> _DATA LINES_
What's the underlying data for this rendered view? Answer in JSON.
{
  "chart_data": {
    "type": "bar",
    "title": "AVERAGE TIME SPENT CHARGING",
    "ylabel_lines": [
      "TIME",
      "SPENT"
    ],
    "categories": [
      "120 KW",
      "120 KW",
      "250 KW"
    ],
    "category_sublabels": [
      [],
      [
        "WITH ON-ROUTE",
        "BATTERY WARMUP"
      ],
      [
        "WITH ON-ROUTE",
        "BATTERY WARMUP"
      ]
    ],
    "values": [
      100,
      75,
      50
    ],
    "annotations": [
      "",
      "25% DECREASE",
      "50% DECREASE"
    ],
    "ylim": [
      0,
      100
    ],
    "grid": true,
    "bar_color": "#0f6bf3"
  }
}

* * *

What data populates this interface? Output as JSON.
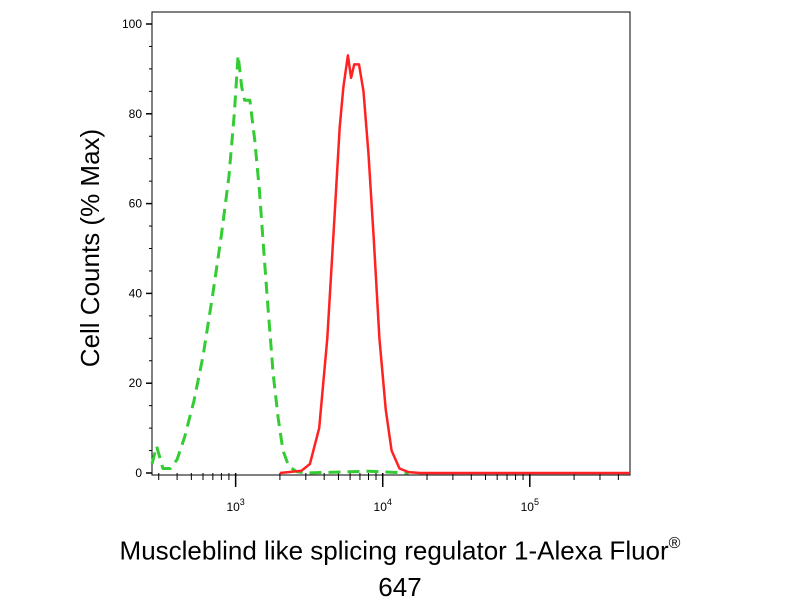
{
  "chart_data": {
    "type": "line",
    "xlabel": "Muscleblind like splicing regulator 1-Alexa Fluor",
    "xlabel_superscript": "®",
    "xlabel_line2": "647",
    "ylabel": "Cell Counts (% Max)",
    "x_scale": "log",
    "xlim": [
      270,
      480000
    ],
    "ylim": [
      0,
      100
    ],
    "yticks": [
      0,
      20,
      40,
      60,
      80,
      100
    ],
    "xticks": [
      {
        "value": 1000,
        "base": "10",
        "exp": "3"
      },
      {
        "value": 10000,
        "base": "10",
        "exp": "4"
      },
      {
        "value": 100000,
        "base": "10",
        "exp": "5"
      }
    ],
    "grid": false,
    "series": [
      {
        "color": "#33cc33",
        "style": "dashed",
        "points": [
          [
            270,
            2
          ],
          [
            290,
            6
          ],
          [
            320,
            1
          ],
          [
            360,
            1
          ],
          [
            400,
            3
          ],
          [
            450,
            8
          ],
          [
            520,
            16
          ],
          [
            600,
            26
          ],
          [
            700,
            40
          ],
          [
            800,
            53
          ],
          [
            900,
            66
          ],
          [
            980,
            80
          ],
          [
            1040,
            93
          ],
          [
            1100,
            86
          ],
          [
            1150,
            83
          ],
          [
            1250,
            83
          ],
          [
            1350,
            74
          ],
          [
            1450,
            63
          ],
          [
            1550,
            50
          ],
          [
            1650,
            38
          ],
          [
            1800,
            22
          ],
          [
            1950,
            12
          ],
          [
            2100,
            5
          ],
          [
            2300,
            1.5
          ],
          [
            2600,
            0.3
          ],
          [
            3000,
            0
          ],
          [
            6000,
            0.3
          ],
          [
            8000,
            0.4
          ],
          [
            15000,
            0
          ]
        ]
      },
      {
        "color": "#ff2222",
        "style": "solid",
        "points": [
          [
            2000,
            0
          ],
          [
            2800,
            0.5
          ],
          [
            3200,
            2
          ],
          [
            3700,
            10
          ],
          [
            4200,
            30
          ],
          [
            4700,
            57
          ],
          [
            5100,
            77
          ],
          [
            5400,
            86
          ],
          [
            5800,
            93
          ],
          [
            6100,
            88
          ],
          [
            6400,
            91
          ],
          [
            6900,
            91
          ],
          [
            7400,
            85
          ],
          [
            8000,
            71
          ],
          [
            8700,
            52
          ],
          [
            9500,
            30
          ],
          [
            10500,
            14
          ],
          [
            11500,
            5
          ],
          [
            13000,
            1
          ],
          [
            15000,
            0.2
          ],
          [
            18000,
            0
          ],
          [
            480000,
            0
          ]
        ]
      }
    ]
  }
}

> _SHORT PROBLEM_
Using the entries above, find all lines with "SPENT". Copy them.

> _EXERCISE SOLUTION_
    "title": "AVERAGE TIME SPENT CHARGING",
      "SPENT"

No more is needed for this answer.